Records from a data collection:
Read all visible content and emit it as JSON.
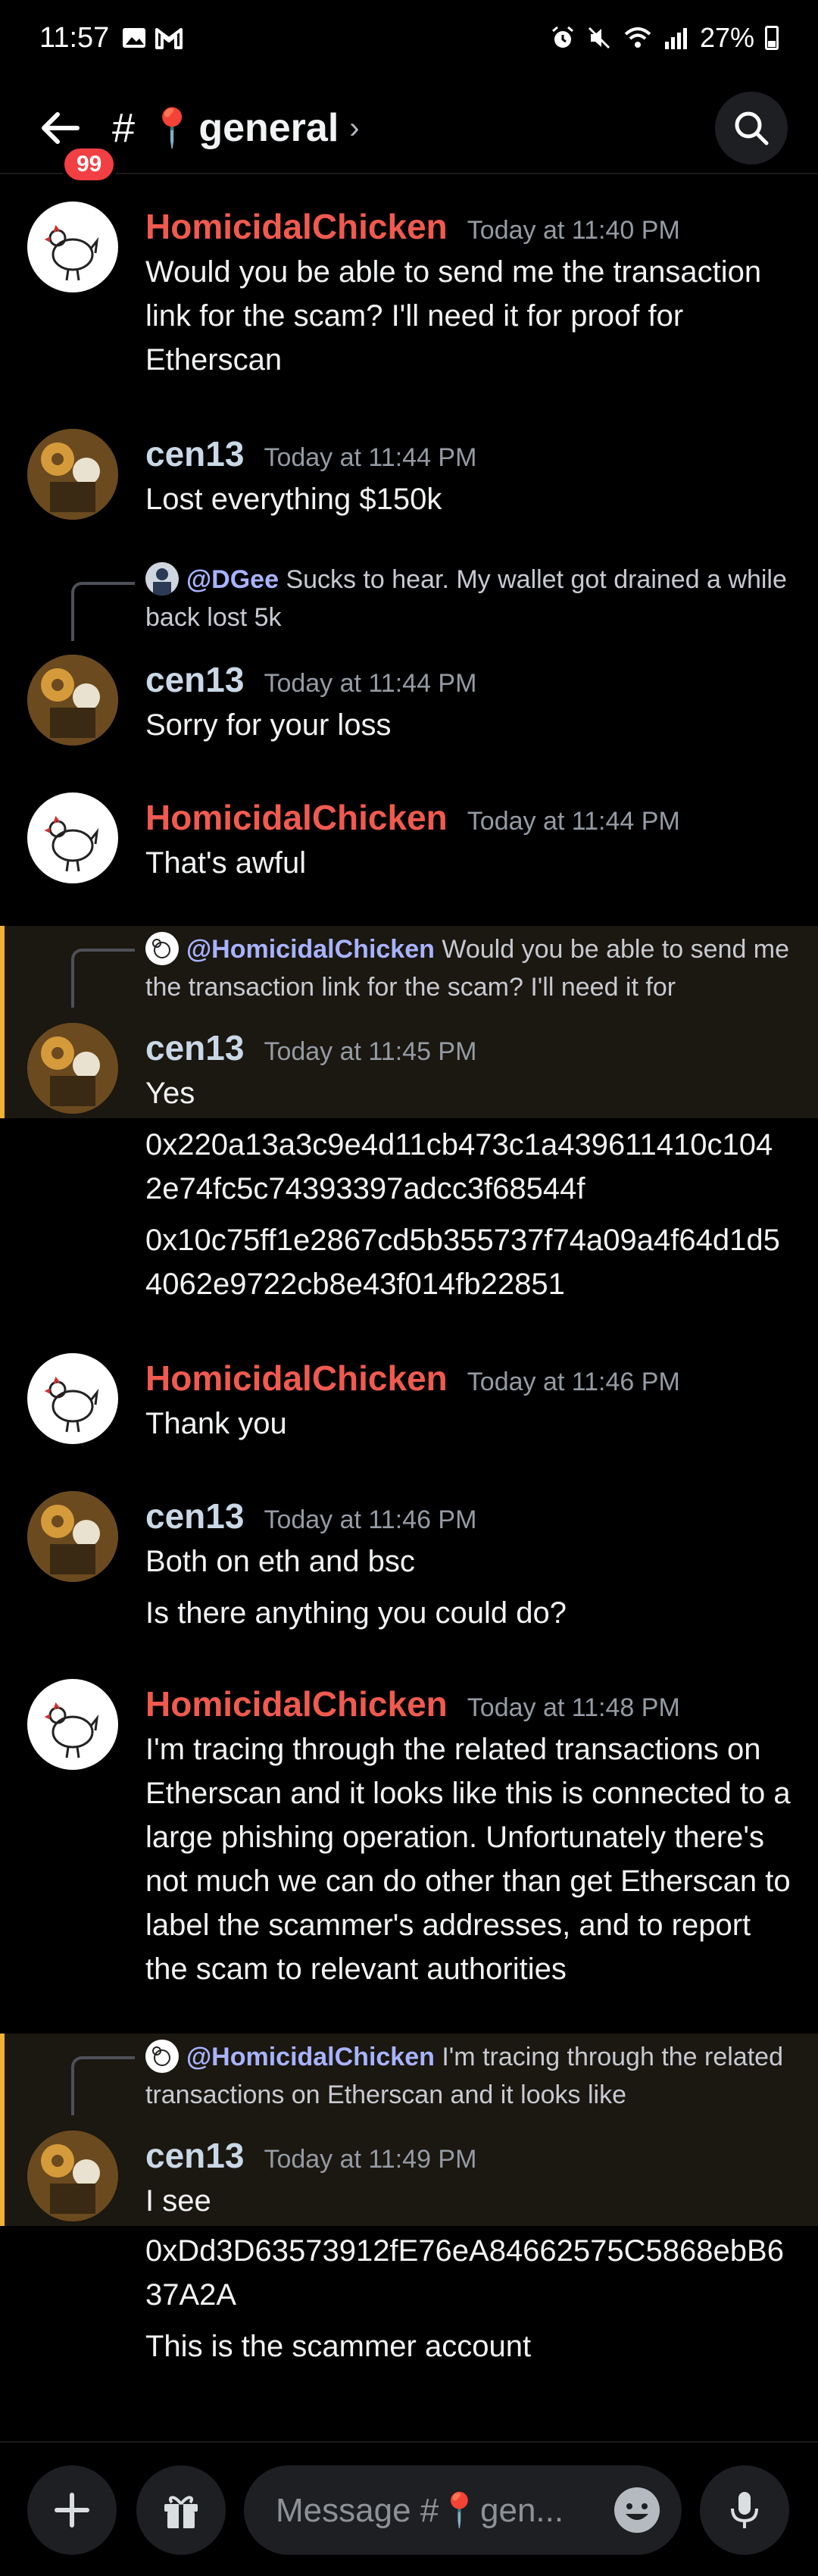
{
  "status": {
    "time": "11:57",
    "battery": "27%"
  },
  "header": {
    "badge": "99",
    "channel": "general",
    "pin": "📍"
  },
  "messages": [
    {
      "author": "HomicidalChicken",
      "time": "Today at 11:40 PM",
      "text": "Would you be able to send me the transaction link for the scam? I'll need it for proof for Etherscan"
    },
    {
      "author": "cen13",
      "time": "Today at 11:44 PM",
      "text": "Lost everything $150k"
    },
    {
      "reply_user": "@DGee",
      "reply_text": "Sucks to hear. My wallet got drained a while back lost 5k",
      "author": "cen13",
      "time": "Today at 11:44 PM",
      "text": "Sorry for your loss"
    },
    {
      "author": "HomicidalChicken",
      "time": "Today at 11:44 PM",
      "text": "That's awful"
    },
    {
      "reply_user": "@HomicidalChicken",
      "reply_text": "Would you be able to send me the transaction link for the scam? I'll need it for",
      "author": "cen13",
      "time": "Today at 11:45 PM",
      "text": "Yes",
      "extra1": "0x220a13a3c9e4d11cb473c1a439611410c1042e74fc5c74393397adcc3f68544f",
      "extra2": "0x10c75ff1e2867cd5b355737f74a09a4f64d1d54062e9722cb8e43f014fb22851"
    },
    {
      "author": "HomicidalChicken",
      "time": "Today at 11:46 PM",
      "text": "Thank you"
    },
    {
      "author": "cen13",
      "time": "Today at 11:46 PM",
      "text": "Both on eth and bsc",
      "extra1": "Is there anything you could do?"
    },
    {
      "author": "HomicidalChicken",
      "time": "Today at 11:48 PM",
      "text": "I'm tracing through the related transactions on Etherscan and it looks like this is connected to a large phishing operation. Unfortunately there's not much we can do other than get Etherscan to label the scammer's addresses, and to report the scam to relevant authorities"
    },
    {
      "reply_user": "@HomicidalChicken",
      "reply_text": "I'm tracing through the related transactions on Etherscan and it looks like",
      "author": "cen13",
      "time": "Today at 11:49 PM",
      "text": "I see",
      "extra1": "0xDd3D63573912fE76eA84662575C5868ebB637A2A",
      "extra2": "This is the scammer account"
    }
  ],
  "composer": {
    "placeholder": "Message #📍gen..."
  }
}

■ Prompt
Determine how many lines include the word "Etherscan" and report that number by itself.

■ Exercise output
3